____ INPUT FOR THIS TASK

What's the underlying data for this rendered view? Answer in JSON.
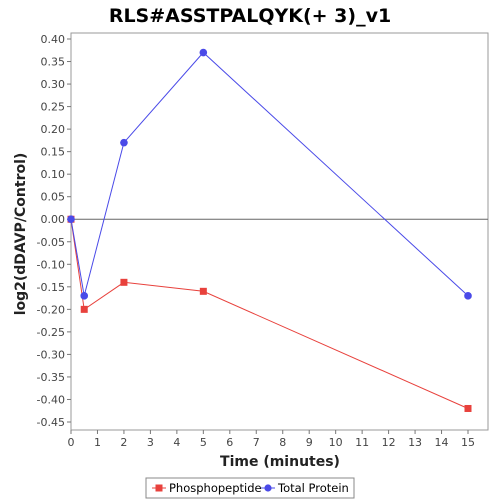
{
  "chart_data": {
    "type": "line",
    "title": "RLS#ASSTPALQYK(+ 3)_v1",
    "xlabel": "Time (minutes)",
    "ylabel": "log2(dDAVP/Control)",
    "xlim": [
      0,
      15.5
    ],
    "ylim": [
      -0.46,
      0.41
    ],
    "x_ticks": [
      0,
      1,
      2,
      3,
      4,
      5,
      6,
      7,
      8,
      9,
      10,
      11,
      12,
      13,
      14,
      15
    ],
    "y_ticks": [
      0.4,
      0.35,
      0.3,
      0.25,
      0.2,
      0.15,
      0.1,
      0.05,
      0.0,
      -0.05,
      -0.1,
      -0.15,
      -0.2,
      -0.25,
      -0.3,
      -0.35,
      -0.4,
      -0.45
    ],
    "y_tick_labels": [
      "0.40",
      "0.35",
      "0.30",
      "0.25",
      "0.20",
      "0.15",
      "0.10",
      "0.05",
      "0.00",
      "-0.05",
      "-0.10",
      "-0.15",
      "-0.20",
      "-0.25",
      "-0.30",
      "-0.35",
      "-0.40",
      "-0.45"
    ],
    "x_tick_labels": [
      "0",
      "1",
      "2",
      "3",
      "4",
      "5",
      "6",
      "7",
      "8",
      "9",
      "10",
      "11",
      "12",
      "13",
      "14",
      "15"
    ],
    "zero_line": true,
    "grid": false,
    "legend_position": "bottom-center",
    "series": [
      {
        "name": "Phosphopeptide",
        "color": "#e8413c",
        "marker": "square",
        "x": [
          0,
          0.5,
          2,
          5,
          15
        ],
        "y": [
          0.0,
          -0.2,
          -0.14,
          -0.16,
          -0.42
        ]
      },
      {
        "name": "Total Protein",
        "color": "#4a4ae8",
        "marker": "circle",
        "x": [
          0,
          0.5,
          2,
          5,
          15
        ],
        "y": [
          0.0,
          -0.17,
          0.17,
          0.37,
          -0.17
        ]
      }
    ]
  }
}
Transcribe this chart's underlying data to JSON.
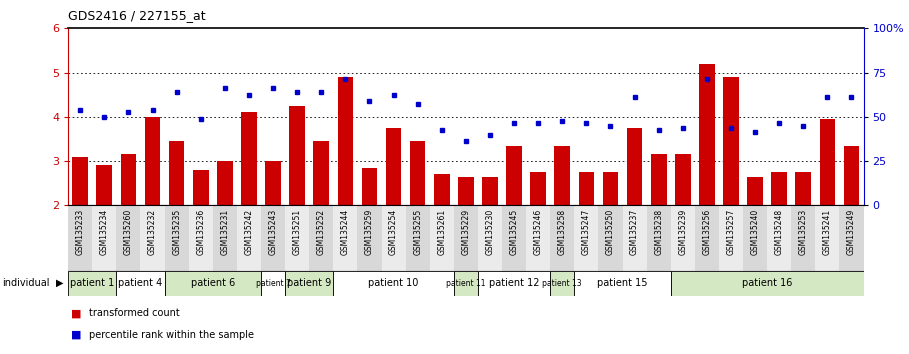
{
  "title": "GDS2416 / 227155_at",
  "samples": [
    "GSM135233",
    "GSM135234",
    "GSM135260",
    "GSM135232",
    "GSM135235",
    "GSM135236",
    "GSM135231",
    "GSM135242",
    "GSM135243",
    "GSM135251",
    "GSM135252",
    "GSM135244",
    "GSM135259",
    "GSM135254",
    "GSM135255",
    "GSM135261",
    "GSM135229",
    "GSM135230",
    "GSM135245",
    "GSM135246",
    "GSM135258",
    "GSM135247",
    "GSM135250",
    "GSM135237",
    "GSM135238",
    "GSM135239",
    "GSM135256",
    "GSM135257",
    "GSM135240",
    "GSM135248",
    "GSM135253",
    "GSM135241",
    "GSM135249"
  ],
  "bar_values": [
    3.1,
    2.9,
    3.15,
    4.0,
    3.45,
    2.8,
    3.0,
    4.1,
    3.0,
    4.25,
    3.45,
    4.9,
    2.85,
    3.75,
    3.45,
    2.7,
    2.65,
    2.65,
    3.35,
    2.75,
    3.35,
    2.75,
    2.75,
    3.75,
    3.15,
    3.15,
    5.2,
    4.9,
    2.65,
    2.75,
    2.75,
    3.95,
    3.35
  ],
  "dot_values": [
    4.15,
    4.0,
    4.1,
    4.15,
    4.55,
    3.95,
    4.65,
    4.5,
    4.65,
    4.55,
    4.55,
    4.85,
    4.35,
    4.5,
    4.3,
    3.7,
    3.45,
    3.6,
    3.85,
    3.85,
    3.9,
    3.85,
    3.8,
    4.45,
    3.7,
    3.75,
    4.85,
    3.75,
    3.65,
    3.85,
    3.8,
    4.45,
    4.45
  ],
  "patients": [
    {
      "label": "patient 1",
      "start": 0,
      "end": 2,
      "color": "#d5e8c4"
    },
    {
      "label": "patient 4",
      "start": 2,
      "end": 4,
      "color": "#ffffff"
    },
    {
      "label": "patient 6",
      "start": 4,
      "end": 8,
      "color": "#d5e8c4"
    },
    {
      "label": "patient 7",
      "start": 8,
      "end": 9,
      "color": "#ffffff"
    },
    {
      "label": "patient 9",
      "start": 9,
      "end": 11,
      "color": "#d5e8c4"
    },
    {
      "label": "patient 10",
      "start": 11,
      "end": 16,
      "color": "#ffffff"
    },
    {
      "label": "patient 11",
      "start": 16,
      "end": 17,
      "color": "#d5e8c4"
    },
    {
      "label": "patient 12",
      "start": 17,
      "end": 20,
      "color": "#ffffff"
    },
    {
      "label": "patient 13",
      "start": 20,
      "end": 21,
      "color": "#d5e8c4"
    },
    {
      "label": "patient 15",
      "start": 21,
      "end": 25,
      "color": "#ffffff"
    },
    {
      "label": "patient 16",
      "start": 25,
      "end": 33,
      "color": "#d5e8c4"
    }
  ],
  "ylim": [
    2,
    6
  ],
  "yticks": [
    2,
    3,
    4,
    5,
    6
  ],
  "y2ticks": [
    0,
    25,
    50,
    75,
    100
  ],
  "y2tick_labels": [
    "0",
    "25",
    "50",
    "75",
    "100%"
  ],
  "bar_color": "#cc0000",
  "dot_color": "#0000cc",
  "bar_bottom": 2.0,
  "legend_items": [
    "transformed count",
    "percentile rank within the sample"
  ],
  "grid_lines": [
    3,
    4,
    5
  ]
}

________

§ **TASK INSTRUCTIONS**:
Output each record above word for word, leaving out images.

§ **RESULT OF THE TASK**:
What's the underlying data for this rendered view? Answer in JSON.
{
  "chart_data": {
    "type": "line",
    "title": "RLS#ASSTPALQYK(+ 3)_v1",
    "xlabel": "Time (minutes)",
    "ylabel": "log2(dDAVP/Control)",
    "xlim": [
      0,
      15.5
    ],
    "ylim": [
      -0.46,
      0.41
    ],
    "x_ticks": [
      0,
      1,
      2,
      3,
      4,
      5,
      6,
      7,
      8,
      9,
      10,
      11,
      12,
      13,
      14,
      15
    ],
    "y_ticks": [
      0.4,
      0.35,
      0.3,
      0.25,
      0.2,
      0.15,
      0.1,
      0.05,
      0.0,
      -0.05,
      -0.1,
      -0.15,
      -0.2,
      -0.25,
      -0.3,
      -0.35,
      -0.4,
      -0.45
    ],
    "y_tick_labels": [
      "0.40",
      "0.35",
      "0.30",
      "0.25",
      "0.20",
      "0.15",
      "0.10",
      "0.05",
      "0.00",
      "-0.05",
      "-0.10",
      "-0.15",
      "-0.20",
      "-0.25",
      "-0.30",
      "-0.35",
      "-0.40",
      "-0.45"
    ],
    "x_tick_labels": [
      "0",
      "1",
      "2",
      "3",
      "4",
      "5",
      "6",
      "7",
      "8",
      "9",
      "10",
      "11",
      "12",
      "13",
      "14",
      "15"
    ],
    "zero_line": true,
    "grid": false,
    "legend_position": "bottom-center",
    "series": [
      {
        "name": "Phosphopeptide",
        "color": "#e8413c",
        "marker": "square",
        "x": [
          0,
          0.5,
          2,
          5,
          15
        ],
        "y": [
          0.0,
          -0.2,
          -0.14,
          -0.16,
          -0.42
        ]
      },
      {
        "name": "Total Protein",
        "color": "#4a4ae8",
        "marker": "circle",
        "x": [
          0,
          0.5,
          2,
          5,
          15
        ],
        "y": [
          0.0,
          -0.17,
          0.17,
          0.37,
          -0.17
        ]
      }
    ]
  }
}
Transcribe this chart's underlying data to JSON.
{
  "title": "GDS2416 / 227155_at",
  "samples": [
    "GSM135233",
    "GSM135234",
    "GSM135260",
    "GSM135232",
    "GSM135235",
    "GSM135236",
    "GSM135231",
    "GSM135242",
    "GSM135243",
    "GSM135251",
    "GSM135252",
    "GSM135244",
    "GSM135259",
    "GSM135254",
    "GSM135255",
    "GSM135261",
    "GSM135229",
    "GSM135230",
    "GSM135245",
    "GSM135246",
    "GSM135258",
    "GSM135247",
    "GSM135250",
    "GSM135237",
    "GSM135238",
    "GSM135239",
    "GSM135256",
    "GSM135257",
    "GSM135240",
    "GSM135248",
    "GSM135253",
    "GSM135241",
    "GSM135249"
  ],
  "bar_values": [
    3.1,
    2.9,
    3.15,
    4.0,
    3.45,
    2.8,
    3.0,
    4.1,
    3.0,
    4.25,
    3.45,
    4.9,
    2.85,
    3.75,
    3.45,
    2.7,
    2.65,
    2.65,
    3.35,
    2.75,
    3.35,
    2.75,
    2.75,
    3.75,
    3.15,
    3.15,
    5.2,
    4.9,
    2.65,
    2.75,
    2.75,
    3.95,
    3.35
  ],
  "dot_values": [
    4.15,
    4.0,
    4.1,
    4.15,
    4.55,
    3.95,
    4.65,
    4.5,
    4.65,
    4.55,
    4.55,
    4.85,
    4.35,
    4.5,
    4.3,
    3.7,
    3.45,
    3.6,
    3.85,
    3.85,
    3.9,
    3.85,
    3.8,
    4.45,
    3.7,
    3.75,
    4.85,
    3.75,
    3.65,
    3.85,
    3.8,
    4.45,
    4.45
  ],
  "patients": [
    {
      "label": "patient 1",
      "start": 0,
      "end": 2,
      "color": "#d5e8c4"
    },
    {
      "label": "patient 4",
      "start": 2,
      "end": 4,
      "color": "#ffffff"
    },
    {
      "label": "patient 6",
      "start": 4,
      "end": 8,
      "color": "#d5e8c4"
    },
    {
      "label": "patient 7",
      "start": 8,
      "end": 9,
      "color": "#ffffff"
    },
    {
      "label": "patient 9",
      "start": 9,
      "end": 11,
      "color": "#d5e8c4"
    },
    {
      "label": "patient 10",
      "start": 11,
      "end": 16,
      "color": "#ffffff"
    },
    {
      "label": "patient 11",
      "start": 16,
      "end": 17,
      "color": "#d5e8c4"
    },
    {
      "label": "patient 12",
      "start": 17,
      "end": 20,
      "color": "#ffffff"
    },
    {
      "label": "patient 13",
      "start": 20,
      "end": 21,
      "color": "#d5e8c4"
    },
    {
      "label": "patient 15",
      "start": 21,
      "end": 25,
      "color": "#ffffff"
    },
    {
      "label": "patient 16",
      "start": 25,
      "end": 33,
      "color": "#d5e8c4"
    }
  ],
  "ylim": [
    2,
    6
  ],
  "yticks": [
    2,
    3,
    4,
    5,
    6
  ],
  "y2ticks": [
    0,
    25,
    50,
    75,
    100
  ],
  "y2tick_labels": [
    "0",
    "25",
    "50",
    "75",
    "100%"
  ],
  "bar_color": "#cc0000",
  "dot_color": "#0000cc",
  "bar_bottom": 2.0,
  "legend_items": [
    "transformed count",
    "percentile rank within the sample"
  ],
  "grid_lines": [
    3,
    4,
    5
  ]
}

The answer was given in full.